Travail demandé.
(a) Reproduisez tout le passage de la critique qui va de « Le film a beau » jusqu'à « ou un autre). ».
(b) Dans la critique, quel est le nom du personnage joué par Jean-Louis Trintignant ?

Texte fourni.
━━━━━━━━━━━━━━━━━━━━━━━━━━━━━━
Le film a beau commencer très doucement, à la limite du mélodrame, on est bien dans un giallo. C’est une production italienne, servie par une distribution internationale, et dont l’histoire se déroule à Paris. Avec une galerie de personnages peu reluisants, des meurtres, et une pointe d’érotisme (pratiquement toutes les superbes actrices se dévêtissent à un moment ou un autre).
Dans l’esprit et le scénario, « Cosi dolce… cosi perversa » fait un peu penser aux « Diaboliques » de Clouzot. Avec cette histoire de tromperie, de mari menacé, des doutes sur le devenir d’une victime, et quelques rebondissements sympathiques. On a d’ailleurs le droit à une deuxième moitié assez relevée passé le début longuet. Mais là encore c’est bien un giallo, dont les effets de style n’ont rien à voir avec les 50’s et sont amusants (zooms rapides, gros plans sur des mains gantées, éclairages colorés…).
Côté acteurs, ils incarnent tous des ordures. Horst Frank campe un déglingué comme il en a l’habitude. Carroll Baker et Erika Blanc des femmes troubles. Tandis que Jean-Louis Trintignant étonne, car derrière la placidité du comédien se cache un personnage très volage et plus filou qu’il n’y parait. Détail amusant, son personnage s’appelle Jean Reynaud ( !), et son nom sera clamé à de nombreuses reprises !
Un giallo qui se lasse regarder sans mal.
━━━━━━━━━━━━━━━━━━━━━━━━━━━━━━
Extraits des lignes.
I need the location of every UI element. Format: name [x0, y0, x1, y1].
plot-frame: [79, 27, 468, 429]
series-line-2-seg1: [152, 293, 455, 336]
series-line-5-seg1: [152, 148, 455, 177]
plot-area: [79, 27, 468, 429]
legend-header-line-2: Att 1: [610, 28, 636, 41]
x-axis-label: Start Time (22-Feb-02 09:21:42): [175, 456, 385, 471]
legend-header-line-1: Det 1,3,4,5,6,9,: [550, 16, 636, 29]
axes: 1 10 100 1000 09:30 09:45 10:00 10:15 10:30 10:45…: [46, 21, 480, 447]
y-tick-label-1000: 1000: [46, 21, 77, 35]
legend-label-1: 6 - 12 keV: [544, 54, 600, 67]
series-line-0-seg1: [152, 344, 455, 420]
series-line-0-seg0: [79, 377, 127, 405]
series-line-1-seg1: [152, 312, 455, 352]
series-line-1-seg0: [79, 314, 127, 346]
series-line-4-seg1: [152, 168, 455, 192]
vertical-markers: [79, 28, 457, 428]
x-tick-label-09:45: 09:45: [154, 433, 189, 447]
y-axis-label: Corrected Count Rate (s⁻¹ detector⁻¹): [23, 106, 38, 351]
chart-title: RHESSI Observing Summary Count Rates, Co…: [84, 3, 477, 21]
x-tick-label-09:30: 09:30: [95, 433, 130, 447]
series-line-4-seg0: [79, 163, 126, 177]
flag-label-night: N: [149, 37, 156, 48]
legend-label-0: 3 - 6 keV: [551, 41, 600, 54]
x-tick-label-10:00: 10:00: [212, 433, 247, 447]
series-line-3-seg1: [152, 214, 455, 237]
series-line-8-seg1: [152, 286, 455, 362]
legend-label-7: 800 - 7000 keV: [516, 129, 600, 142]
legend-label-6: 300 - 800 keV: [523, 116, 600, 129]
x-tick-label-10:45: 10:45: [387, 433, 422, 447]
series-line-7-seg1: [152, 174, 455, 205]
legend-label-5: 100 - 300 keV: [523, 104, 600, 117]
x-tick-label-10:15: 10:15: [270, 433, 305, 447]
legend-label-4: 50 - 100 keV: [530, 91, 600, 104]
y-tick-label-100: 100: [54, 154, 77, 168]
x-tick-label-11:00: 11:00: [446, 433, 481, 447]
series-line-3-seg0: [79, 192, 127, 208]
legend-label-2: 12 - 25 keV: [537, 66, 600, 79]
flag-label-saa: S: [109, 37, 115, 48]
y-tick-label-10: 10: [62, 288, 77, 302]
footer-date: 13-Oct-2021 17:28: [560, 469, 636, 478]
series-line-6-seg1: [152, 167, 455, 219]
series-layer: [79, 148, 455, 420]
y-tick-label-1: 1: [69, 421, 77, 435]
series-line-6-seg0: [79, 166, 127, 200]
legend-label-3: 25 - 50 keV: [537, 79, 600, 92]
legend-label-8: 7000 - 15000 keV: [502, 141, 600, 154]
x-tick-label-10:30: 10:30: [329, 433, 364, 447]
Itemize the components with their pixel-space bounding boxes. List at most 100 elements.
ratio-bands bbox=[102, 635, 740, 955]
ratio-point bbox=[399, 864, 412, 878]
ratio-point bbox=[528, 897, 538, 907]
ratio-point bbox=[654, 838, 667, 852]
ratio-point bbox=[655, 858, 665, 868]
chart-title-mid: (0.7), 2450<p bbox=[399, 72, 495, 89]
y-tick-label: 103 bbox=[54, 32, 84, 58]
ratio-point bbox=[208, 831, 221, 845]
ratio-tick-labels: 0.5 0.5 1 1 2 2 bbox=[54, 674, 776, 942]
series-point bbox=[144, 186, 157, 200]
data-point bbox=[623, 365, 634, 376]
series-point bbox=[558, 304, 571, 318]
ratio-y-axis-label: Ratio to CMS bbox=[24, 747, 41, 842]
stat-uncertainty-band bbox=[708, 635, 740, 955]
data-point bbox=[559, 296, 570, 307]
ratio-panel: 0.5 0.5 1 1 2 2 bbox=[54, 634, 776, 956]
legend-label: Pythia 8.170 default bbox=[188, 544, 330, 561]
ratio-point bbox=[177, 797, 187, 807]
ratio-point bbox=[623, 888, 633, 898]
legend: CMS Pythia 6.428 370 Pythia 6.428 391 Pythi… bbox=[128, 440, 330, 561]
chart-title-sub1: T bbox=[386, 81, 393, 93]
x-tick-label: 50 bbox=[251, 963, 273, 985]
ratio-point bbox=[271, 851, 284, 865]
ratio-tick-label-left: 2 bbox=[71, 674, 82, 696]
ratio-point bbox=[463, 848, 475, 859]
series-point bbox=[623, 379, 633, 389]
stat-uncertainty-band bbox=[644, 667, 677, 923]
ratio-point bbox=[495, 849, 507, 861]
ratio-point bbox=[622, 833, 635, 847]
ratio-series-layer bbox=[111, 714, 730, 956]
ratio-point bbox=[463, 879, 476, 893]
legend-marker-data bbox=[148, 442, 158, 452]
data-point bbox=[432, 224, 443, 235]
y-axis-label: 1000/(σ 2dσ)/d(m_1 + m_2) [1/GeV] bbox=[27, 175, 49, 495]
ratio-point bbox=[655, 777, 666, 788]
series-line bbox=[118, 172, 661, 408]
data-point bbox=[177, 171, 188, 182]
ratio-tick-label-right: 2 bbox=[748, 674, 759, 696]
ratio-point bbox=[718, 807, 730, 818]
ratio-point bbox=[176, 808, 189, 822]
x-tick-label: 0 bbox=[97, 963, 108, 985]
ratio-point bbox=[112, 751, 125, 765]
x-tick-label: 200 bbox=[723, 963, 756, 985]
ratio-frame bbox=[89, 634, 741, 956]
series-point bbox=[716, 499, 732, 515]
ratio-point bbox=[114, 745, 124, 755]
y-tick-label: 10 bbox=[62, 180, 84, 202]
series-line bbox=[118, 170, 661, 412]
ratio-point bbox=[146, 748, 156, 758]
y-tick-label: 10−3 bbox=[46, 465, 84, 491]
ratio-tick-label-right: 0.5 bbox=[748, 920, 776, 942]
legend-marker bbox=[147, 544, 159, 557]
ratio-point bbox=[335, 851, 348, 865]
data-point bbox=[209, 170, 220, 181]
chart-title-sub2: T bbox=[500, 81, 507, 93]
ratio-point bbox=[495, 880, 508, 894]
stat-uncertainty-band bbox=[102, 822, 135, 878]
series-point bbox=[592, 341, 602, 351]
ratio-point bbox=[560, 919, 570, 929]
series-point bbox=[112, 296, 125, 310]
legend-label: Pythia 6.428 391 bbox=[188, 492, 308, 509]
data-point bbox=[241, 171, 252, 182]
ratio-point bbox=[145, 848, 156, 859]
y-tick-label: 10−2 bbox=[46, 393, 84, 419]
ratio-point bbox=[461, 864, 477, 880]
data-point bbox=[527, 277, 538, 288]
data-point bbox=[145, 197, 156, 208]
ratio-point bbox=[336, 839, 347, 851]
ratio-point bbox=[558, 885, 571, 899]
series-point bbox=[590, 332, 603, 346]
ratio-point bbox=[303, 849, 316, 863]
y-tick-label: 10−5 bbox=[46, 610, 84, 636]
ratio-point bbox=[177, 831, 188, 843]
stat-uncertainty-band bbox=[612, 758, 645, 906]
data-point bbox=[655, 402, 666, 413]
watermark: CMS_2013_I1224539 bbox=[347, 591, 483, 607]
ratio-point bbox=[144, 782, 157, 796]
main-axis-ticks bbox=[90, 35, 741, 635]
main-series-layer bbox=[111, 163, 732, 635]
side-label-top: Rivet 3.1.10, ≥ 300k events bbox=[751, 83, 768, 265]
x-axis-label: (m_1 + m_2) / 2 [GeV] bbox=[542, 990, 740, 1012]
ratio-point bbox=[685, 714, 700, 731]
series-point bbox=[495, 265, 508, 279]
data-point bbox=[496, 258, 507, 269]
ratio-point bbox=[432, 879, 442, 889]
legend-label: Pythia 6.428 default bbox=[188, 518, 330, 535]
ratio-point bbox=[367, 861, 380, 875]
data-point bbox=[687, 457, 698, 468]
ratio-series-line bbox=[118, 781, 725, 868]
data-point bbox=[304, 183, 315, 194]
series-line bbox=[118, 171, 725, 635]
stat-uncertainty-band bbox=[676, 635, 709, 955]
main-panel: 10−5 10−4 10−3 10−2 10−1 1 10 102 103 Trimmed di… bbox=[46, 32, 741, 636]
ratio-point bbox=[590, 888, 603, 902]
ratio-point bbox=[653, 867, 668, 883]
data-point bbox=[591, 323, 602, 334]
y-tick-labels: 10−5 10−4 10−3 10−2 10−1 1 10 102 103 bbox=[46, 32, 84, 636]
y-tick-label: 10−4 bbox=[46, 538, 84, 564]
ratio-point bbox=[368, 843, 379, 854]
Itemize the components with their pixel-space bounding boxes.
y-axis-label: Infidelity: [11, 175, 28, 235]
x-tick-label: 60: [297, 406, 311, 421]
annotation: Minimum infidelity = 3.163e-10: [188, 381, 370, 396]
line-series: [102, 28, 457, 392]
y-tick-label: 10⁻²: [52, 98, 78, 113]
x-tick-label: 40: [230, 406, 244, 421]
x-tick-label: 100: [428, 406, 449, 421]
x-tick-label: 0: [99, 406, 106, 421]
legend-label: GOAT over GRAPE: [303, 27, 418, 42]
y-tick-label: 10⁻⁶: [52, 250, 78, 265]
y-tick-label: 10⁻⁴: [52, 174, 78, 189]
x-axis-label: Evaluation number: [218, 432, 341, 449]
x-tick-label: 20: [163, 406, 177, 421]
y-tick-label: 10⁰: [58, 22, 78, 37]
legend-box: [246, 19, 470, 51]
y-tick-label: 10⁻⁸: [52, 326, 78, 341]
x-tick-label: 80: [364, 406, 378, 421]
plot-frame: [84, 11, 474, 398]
━━━━━━━━━━━━━━━━━━━━━━━━━━━━━━
Résultats successifs.
(a)
Le film a beau commencer très doucement, à la limite du mélodrame, on est bien dans un giallo. C’est une production italienne, servie par une distribution internationale, et dont l’histoire se déroule à Paris. Avec une galerie de personnages peu reluisants, des meurtres, et une pointe d’érotisme (pratiquement toutes les superbes actrices se dévêtissent à un moment ou un autre).

(b) Jean Reynaud.